Records from a data source
※ ※ ※

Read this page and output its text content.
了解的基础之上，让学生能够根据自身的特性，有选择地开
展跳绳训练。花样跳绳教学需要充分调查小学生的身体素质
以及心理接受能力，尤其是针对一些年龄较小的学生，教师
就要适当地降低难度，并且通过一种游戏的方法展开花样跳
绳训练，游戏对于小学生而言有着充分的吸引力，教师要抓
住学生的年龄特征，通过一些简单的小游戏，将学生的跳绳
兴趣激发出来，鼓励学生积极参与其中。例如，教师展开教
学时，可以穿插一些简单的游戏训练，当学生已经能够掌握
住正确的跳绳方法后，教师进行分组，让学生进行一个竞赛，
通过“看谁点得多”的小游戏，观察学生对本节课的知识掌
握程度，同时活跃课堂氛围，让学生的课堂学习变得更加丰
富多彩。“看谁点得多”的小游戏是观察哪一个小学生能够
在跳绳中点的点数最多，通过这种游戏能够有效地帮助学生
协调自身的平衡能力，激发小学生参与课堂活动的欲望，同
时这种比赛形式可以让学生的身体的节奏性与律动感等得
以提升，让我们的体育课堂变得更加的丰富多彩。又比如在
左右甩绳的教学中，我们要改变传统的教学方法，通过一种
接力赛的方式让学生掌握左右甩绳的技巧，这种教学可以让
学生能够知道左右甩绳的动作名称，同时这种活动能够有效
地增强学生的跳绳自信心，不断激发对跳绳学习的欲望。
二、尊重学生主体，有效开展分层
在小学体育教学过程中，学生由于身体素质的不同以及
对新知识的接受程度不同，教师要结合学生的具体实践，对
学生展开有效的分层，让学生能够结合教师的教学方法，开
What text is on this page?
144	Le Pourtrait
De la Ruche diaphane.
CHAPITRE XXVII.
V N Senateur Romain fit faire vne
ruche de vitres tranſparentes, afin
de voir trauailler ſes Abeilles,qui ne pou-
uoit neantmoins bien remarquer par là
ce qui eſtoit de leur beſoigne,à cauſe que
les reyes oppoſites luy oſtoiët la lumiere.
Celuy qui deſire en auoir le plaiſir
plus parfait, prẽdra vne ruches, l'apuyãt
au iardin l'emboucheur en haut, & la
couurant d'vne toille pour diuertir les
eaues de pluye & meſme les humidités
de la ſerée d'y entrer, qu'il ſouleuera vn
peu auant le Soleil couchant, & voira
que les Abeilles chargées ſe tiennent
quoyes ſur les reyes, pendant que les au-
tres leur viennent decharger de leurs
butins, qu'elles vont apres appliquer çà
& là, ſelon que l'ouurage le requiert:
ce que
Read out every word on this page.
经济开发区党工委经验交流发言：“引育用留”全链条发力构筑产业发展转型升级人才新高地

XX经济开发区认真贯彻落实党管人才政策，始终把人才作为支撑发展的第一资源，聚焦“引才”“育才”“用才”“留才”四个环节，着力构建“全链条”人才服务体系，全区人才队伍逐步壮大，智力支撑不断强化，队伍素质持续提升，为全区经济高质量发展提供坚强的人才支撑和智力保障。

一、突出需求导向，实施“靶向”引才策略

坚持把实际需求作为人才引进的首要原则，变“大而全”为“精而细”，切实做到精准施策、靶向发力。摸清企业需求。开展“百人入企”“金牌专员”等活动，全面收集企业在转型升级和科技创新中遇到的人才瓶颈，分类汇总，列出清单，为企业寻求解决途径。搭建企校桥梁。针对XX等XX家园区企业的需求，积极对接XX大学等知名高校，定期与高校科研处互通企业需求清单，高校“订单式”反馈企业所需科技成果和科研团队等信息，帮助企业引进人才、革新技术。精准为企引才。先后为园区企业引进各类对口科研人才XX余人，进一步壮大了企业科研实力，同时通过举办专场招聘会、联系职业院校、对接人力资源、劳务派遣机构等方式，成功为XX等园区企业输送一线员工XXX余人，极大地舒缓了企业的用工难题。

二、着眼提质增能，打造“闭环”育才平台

※ ※ ※

Which lines above contain "Read"? Show each of them.

> **WRITTEN REPLY**
Read this page and output its text content.
Read out every word on this page.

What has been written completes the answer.